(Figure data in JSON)
┌──

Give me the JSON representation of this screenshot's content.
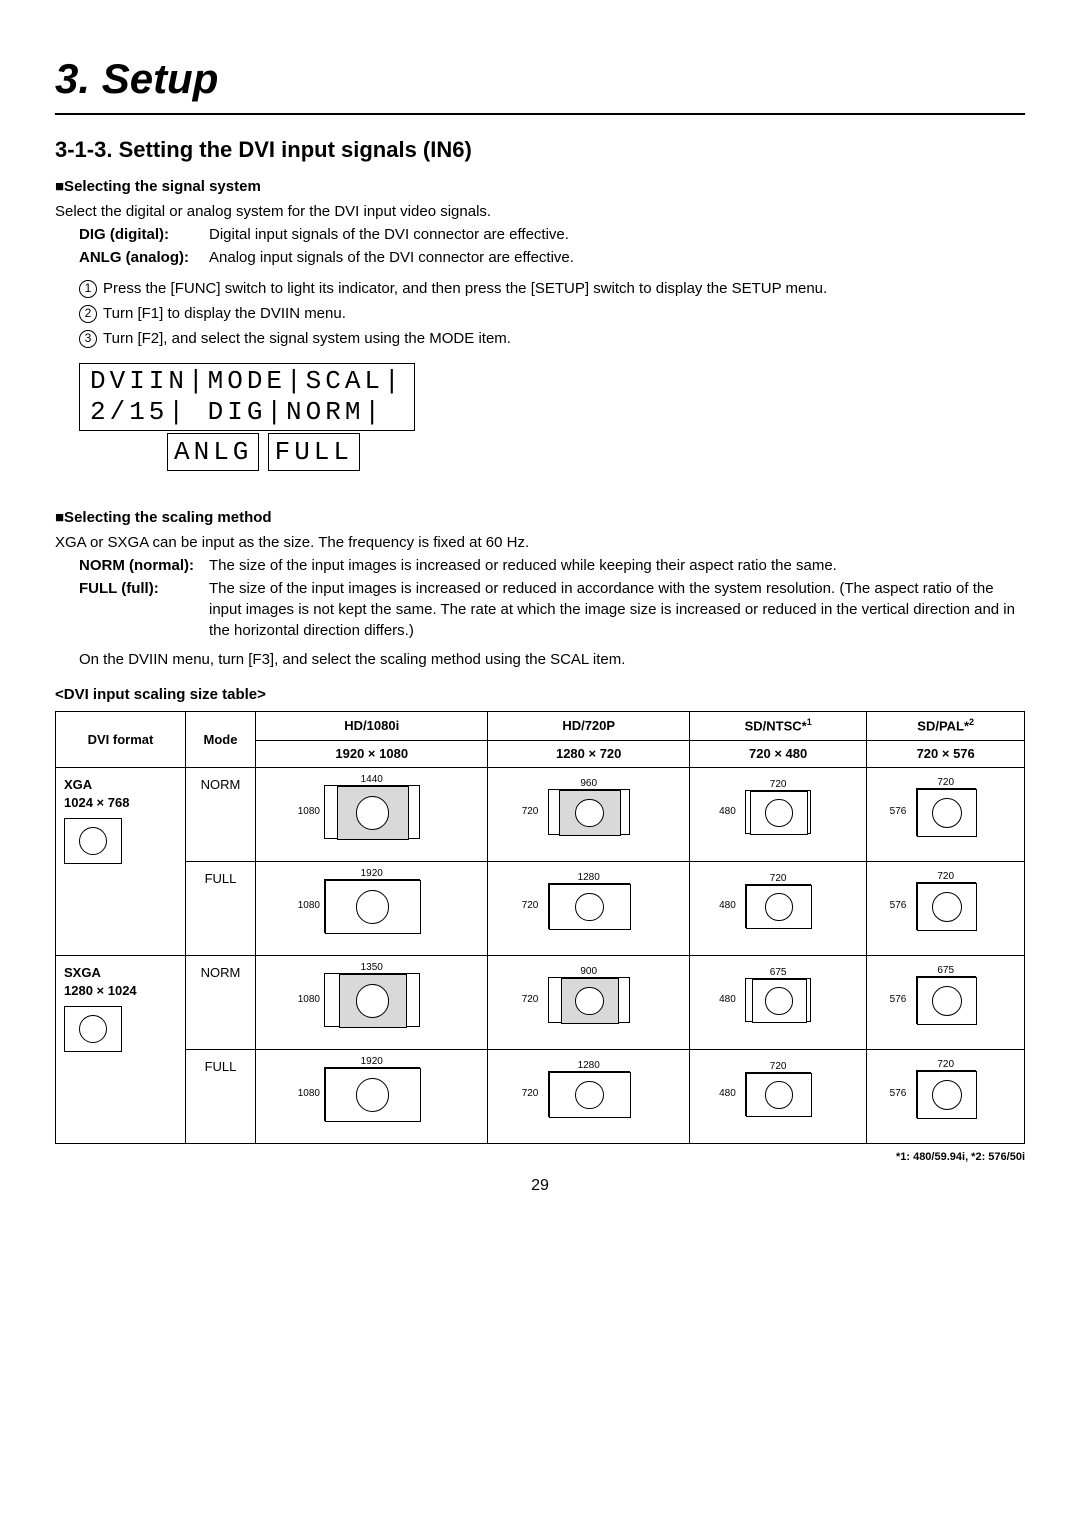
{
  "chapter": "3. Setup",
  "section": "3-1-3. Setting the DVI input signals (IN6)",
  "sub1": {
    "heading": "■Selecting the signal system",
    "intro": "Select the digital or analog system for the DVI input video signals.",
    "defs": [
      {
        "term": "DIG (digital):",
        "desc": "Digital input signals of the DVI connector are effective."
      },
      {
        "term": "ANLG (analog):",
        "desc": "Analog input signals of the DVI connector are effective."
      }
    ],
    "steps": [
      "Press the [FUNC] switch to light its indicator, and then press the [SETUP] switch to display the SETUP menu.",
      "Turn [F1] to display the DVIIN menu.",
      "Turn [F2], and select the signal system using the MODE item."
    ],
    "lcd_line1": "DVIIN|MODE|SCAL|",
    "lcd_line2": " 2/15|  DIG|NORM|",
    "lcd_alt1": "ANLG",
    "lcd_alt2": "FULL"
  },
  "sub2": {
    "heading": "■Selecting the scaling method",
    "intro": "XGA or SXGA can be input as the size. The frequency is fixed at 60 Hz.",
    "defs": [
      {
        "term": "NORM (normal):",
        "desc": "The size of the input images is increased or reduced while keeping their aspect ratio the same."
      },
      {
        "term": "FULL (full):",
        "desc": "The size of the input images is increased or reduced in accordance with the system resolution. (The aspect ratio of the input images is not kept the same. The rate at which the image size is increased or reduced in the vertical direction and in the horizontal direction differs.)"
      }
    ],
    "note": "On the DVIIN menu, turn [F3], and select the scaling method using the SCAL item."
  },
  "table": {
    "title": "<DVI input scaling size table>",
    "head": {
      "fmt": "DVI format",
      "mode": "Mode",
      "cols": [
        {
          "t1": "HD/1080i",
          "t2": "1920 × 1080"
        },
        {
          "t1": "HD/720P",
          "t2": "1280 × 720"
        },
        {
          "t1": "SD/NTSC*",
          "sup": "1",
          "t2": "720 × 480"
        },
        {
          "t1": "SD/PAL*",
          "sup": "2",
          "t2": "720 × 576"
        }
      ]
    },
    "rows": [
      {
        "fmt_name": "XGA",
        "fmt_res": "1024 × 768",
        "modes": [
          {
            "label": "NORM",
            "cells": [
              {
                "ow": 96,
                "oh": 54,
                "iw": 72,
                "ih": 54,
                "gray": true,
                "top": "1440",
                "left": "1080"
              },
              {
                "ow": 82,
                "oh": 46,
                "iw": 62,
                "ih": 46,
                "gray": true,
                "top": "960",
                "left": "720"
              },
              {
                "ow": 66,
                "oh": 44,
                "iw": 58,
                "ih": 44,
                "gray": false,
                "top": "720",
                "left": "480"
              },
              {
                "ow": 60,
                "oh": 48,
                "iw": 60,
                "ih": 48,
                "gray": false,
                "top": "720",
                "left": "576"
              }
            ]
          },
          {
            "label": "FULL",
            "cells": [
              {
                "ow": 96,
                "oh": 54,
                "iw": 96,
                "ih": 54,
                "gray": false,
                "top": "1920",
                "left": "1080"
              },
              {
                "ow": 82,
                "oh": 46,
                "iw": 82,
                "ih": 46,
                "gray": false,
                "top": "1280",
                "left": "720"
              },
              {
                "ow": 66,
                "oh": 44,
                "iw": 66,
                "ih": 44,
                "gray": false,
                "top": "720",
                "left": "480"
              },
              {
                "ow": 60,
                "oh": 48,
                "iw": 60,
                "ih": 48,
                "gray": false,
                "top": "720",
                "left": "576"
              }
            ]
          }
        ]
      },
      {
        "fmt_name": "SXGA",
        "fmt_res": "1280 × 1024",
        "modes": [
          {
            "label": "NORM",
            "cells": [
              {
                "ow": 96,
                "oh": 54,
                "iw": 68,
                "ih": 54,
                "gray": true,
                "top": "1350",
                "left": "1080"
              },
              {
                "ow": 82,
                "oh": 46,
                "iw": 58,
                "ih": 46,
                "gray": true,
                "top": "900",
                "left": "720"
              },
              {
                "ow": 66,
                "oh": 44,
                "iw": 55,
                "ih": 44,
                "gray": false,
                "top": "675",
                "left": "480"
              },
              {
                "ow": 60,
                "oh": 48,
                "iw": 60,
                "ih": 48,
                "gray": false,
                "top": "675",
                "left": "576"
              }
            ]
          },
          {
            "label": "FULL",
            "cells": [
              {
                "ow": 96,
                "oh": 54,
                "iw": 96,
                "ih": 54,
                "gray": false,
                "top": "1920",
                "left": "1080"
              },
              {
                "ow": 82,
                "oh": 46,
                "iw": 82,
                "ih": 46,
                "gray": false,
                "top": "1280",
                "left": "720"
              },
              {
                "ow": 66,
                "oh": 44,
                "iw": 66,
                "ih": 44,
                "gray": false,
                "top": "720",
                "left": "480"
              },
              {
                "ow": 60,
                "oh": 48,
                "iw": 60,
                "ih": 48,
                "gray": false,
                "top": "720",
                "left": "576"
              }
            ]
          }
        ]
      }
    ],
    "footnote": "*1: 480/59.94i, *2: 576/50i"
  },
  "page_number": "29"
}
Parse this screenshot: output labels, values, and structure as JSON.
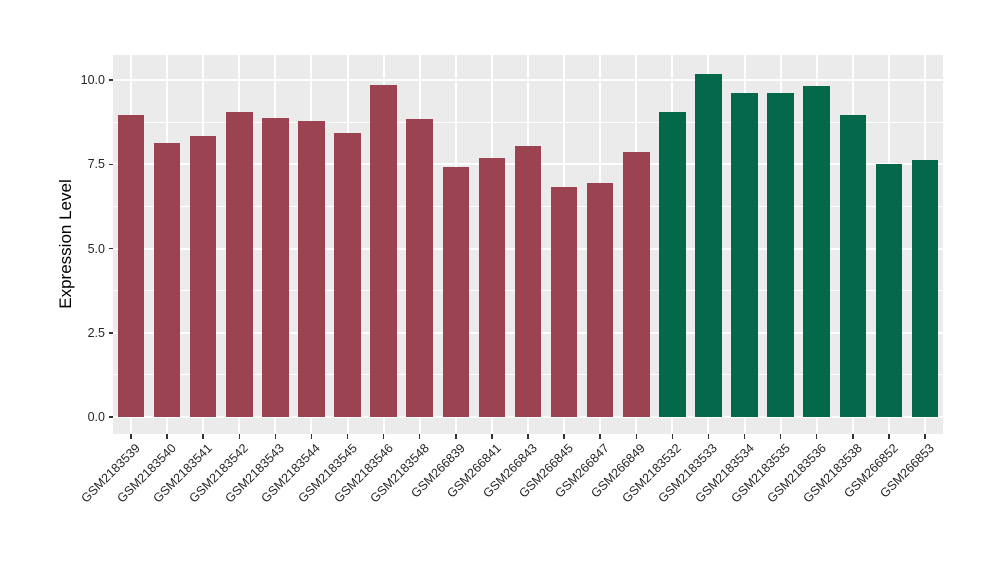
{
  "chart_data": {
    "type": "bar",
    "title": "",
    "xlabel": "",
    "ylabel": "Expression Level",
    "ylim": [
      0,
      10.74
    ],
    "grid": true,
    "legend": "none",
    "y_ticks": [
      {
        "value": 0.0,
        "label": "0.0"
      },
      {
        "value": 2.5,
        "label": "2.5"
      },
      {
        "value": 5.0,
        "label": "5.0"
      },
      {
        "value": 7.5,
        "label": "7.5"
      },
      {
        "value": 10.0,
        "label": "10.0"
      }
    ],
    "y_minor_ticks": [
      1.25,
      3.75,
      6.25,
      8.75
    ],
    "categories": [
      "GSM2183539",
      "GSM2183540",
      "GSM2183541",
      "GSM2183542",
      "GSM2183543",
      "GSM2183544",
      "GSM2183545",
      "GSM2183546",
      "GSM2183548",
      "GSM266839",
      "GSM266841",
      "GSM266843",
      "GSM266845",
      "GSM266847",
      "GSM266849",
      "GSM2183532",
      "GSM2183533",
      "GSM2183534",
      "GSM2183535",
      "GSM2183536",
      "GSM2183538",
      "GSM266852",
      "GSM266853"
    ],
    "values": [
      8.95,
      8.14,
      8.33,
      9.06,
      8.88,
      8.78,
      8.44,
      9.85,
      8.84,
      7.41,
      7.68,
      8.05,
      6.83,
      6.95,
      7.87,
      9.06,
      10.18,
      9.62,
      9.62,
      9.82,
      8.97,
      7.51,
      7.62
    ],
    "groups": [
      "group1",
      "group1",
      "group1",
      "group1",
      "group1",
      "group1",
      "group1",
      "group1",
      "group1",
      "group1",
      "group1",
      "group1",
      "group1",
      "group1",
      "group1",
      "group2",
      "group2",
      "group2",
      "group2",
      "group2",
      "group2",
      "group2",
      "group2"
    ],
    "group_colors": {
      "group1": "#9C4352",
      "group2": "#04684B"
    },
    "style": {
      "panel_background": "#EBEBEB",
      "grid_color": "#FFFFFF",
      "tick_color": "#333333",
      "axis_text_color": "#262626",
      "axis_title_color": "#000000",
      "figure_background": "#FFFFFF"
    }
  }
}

└──

• Short task: Transcribe all of the entries word for word, but skip any pictures they contain.

• Solved exercise:
Give me the JSON representation of this screenshot's content.
{
  "chapter": "3. Setup",
  "section": "3-1-3. Setting the DVI input signals (IN6)",
  "sub1": {
    "heading": "■Selecting the signal system",
    "intro": "Select the digital or analog system for the DVI input video signals.",
    "defs": [
      {
        "term": "DIG (digital):",
        "desc": "Digital input signals of the DVI connector are effective."
      },
      {
        "term": "ANLG (analog):",
        "desc": "Analog input signals of the DVI connector are effective."
      }
    ],
    "steps": [
      "Press the [FUNC] switch to light its indicator, and then press the [SETUP] switch to display the SETUP menu.",
      "Turn [F1] to display the DVIIN menu.",
      "Turn [F2], and select the signal system using the MODE item."
    ],
    "lcd_line1": "DVIIN|MODE|SCAL|",
    "lcd_line2": " 2/15|  DIG|NORM|",
    "lcd_alt1": "ANLG",
    "lcd_alt2": "FULL"
  },
  "sub2": {
    "heading": "■Selecting the scaling method",
    "intro": "XGA or SXGA can be input as the size. The frequency is fixed at 60 Hz.",
    "defs": [
      {
        "term": "NORM (normal):",
        "desc": "The size of the input images is increased or reduced while keeping their aspect ratio the same."
      },
      {
        "term": "FULL (full):",
        "desc": "The size of the input images is increased or reduced in accordance with the system resolution. (The aspect ratio of the input images is not kept the same. The rate at which the image size is increased or reduced in the vertical direction and in the horizontal direction differs.)"
      }
    ],
    "note": "On the DVIIN menu, turn [F3], and select the scaling method using the SCAL item."
  },
  "table": {
    "title": "<DVI input scaling size table>",
    "head": {
      "fmt": "DVI format",
      "mode": "Mode",
      "cols": [
        {
          "t1": "HD/1080i",
          "t2": "1920 × 1080"
        },
        {
          "t1": "HD/720P",
          "t2": "1280 × 720"
        },
        {
          "t1": "SD/NTSC*",
          "sup": "1",
          "t2": "720 × 480"
        },
        {
          "t1": "SD/PAL*",
          "sup": "2",
          "t2": "720 × 576"
        }
      ]
    },
    "rows": [
      {
        "fmt_name": "XGA",
        "fmt_res": "1024 × 768",
        "modes": [
          {
            "label": "NORM",
            "cells": [
              {
                "ow": 96,
                "oh": 54,
                "iw": 72,
                "ih": 54,
                "gray": true,
                "top": "1440",
                "left": "1080"
              },
              {
                "ow": 82,
                "oh": 46,
                "iw": 62,
                "ih": 46,
                "gray": true,
                "top": "960",
                "left": "720"
              },
              {
                "ow": 66,
                "oh": 44,
                "iw": 58,
                "ih": 44,
                "gray": false,
                "top": "720",
                "left": "480"
              },
              {
                "ow": 60,
                "oh": 48,
                "iw": 60,
                "ih": 48,
                "gray": false,
                "top": "720",
                "left": "576"
              }
            ]
          },
          {
            "label": "FULL",
            "cells": [
              {
                "ow": 96,
                "oh": 54,
                "iw": 96,
                "ih": 54,
                "gray": false,
                "top": "1920",
                "left": "1080"
              },
              {
                "ow": 82,
                "oh": 46,
                "iw": 82,
                "ih": 46,
                "gray": false,
                "top": "1280",
                "left": "720"
              },
              {
                "ow": 66,
                "oh": 44,
                "iw": 66,
                "ih": 44,
                "gray": false,
                "top": "720",
                "left": "480"
              },
              {
                "ow": 60,
                "oh": 48,
                "iw": 60,
                "ih": 48,
                "gray": false,
                "top": "720",
                "left": "576"
              }
            ]
          }
        ]
      },
      {
        "fmt_name": "SXGA",
        "fmt_res": "1280 × 1024",
        "modes": [
          {
            "label": "NORM",
            "cells": [
              {
                "ow": 96,
                "oh": 54,
                "iw": 68,
                "ih": 54,
                "gray": true,
                "top": "1350",
                "left": "1080"
              },
              {
                "ow": 82,
                "oh": 46,
                "iw": 58,
                "ih": 46,
                "gray": true,
                "top": "900",
                "left": "720"
              },
              {
                "ow": 66,
                "oh": 44,
                "iw": 55,
                "ih": 44,
                "gray": false,
                "top": "675",
                "left": "480"
              },
              {
                "ow": 60,
                "oh": 48,
                "iw": 60,
                "ih": 48,
                "gray": false,
                "top": "675",
                "left": "576"
              }
            ]
          },
          {
            "label": "FULL",
            "cells": [
              {
                "ow": 96,
                "oh": 54,
                "iw": 96,
                "ih": 54,
                "gray": false,
                "top": "1920",
                "left": "1080"
              },
              {
                "ow": 82,
                "oh": 46,
                "iw": 82,
                "ih": 46,
                "gray": false,
                "top": "1280",
                "left": "720"
              },
              {
                "ow": 66,
                "oh": 44,
                "iw": 66,
                "ih": 44,
                "gray": false,
                "top": "720",
                "left": "480"
              },
              {
                "ow": 60,
                "oh": 48,
                "iw": 60,
                "ih": 48,
                "gray": false,
                "top": "720",
                "left": "576"
              }
            ]
          }
        ]
      }
    ],
    "footnote": "*1: 480/59.94i, *2: 576/50i"
  },
  "page_number": "29"
}
Parse this screenshot: output labels, values, and structure as JSON.
{
  "chart_data": {
    "type": "bar",
    "title": "",
    "xlabel": "",
    "ylabel": "Expression Level",
    "ylim": [
      0,
      10.74
    ],
    "grid": true,
    "legend": "none",
    "y_ticks": [
      {
        "value": 0.0,
        "label": "0.0"
      },
      {
        "value": 2.5,
        "label": "2.5"
      },
      {
        "value": 5.0,
        "label": "5.0"
      },
      {
        "value": 7.5,
        "label": "7.5"
      },
      {
        "value": 10.0,
        "label": "10.0"
      }
    ],
    "y_minor_ticks": [
      1.25,
      3.75,
      6.25,
      8.75
    ],
    "categories": [
      "GSM2183539",
      "GSM2183540",
      "GSM2183541",
      "GSM2183542",
      "GSM2183543",
      "GSM2183544",
      "GSM2183545",
      "GSM2183546",
      "GSM2183548",
      "GSM266839",
      "GSM266841",
      "GSM266843",
      "GSM266845",
      "GSM266847",
      "GSM266849",
      "GSM2183532",
      "GSM2183533",
      "GSM2183534",
      "GSM2183535",
      "GSM2183536",
      "GSM2183538",
      "GSM266852",
      "GSM266853"
    ],
    "values": [
      8.95,
      8.14,
      8.33,
      9.06,
      8.88,
      8.78,
      8.44,
      9.85,
      8.84,
      7.41,
      7.68,
      8.05,
      6.83,
      6.95,
      7.87,
      9.06,
      10.18,
      9.62,
      9.62,
      9.82,
      8.97,
      7.51,
      7.62
    ],
    "groups": [
      "group1",
      "group1",
      "group1",
      "group1",
      "group1",
      "group1",
      "group1",
      "group1",
      "group1",
      "group1",
      "group1",
      "group1",
      "group1",
      "group1",
      "group1",
      "group2",
      "group2",
      "group2",
      "group2",
      "group2",
      "group2",
      "group2",
      "group2"
    ],
    "group_colors": {
      "group1": "#9C4352",
      "group2": "#04684B"
    },
    "style": {
      "panel_background": "#EBEBEB",
      "grid_color": "#FFFFFF",
      "tick_color": "#333333",
      "axis_text_color": "#262626",
      "axis_title_color": "#000000",
      "figure_background": "#FFFFFF"
    }
  }
}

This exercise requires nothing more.